| Problem requirements |
Please reproduce verbatim the stretch of the records from the start through the line containing "how-to-redeem-label: HOW TO", both ends included.

| Provided records |
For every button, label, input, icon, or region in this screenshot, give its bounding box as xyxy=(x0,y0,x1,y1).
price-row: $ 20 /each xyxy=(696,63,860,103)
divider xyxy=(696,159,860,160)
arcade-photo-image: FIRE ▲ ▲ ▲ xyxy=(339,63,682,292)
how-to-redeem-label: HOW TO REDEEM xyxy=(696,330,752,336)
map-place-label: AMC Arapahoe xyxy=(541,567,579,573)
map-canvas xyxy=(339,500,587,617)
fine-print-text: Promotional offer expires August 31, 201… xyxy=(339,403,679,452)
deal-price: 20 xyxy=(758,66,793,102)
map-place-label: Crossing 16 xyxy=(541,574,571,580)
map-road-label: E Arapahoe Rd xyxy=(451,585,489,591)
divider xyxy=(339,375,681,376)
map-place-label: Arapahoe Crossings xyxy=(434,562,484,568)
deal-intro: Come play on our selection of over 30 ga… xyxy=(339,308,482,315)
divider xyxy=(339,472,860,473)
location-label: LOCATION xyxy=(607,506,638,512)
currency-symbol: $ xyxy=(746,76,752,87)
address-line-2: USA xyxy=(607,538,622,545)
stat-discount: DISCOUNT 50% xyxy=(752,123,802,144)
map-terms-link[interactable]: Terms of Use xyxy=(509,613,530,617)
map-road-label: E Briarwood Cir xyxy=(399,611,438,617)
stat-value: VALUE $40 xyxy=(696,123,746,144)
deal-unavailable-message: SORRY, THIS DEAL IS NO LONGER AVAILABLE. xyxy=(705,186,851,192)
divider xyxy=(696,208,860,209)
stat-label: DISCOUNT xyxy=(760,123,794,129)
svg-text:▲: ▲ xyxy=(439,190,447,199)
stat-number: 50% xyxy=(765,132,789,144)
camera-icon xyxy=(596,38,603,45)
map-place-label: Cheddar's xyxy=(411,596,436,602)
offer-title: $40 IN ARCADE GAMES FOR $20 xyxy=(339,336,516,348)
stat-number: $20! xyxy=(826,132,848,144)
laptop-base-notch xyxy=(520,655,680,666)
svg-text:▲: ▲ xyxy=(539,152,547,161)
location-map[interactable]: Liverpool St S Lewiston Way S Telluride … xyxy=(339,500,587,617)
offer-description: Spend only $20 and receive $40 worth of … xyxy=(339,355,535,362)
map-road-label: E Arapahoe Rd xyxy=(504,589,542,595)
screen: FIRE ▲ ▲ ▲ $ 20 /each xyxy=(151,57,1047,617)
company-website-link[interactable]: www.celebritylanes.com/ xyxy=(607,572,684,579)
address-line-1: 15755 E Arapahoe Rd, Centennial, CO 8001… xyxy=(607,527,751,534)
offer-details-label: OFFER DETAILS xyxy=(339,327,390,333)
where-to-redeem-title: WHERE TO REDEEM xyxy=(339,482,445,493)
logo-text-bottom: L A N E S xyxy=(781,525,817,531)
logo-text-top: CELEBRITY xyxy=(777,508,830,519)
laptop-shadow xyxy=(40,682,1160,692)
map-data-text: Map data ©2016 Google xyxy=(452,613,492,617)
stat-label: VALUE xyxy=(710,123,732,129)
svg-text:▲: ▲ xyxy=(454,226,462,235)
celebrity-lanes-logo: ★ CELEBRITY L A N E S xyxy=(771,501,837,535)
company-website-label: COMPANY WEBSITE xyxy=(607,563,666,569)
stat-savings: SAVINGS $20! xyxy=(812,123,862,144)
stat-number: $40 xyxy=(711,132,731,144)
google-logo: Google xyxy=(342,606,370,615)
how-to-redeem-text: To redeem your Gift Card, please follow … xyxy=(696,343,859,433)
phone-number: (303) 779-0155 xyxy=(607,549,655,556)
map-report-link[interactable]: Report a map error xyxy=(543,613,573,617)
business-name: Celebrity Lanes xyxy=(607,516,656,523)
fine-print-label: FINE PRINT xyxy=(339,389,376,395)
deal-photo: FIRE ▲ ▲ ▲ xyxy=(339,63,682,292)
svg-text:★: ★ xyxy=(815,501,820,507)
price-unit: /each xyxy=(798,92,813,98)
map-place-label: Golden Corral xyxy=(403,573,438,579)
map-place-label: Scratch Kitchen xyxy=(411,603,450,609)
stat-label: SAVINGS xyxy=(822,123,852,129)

| Written reply |
For every button, label, input, icon, or region in this screenshot, give its bounding box as xyxy=(x0,y0,x1,y1).
price-row: $ 20 /each xyxy=(696,63,860,103)
divider xyxy=(696,159,860,160)
arcade-photo-image: FIRE ▲ ▲ ▲ xyxy=(339,63,682,292)
how-to-redeem-label: HOW TO REDEEM xyxy=(696,330,752,336)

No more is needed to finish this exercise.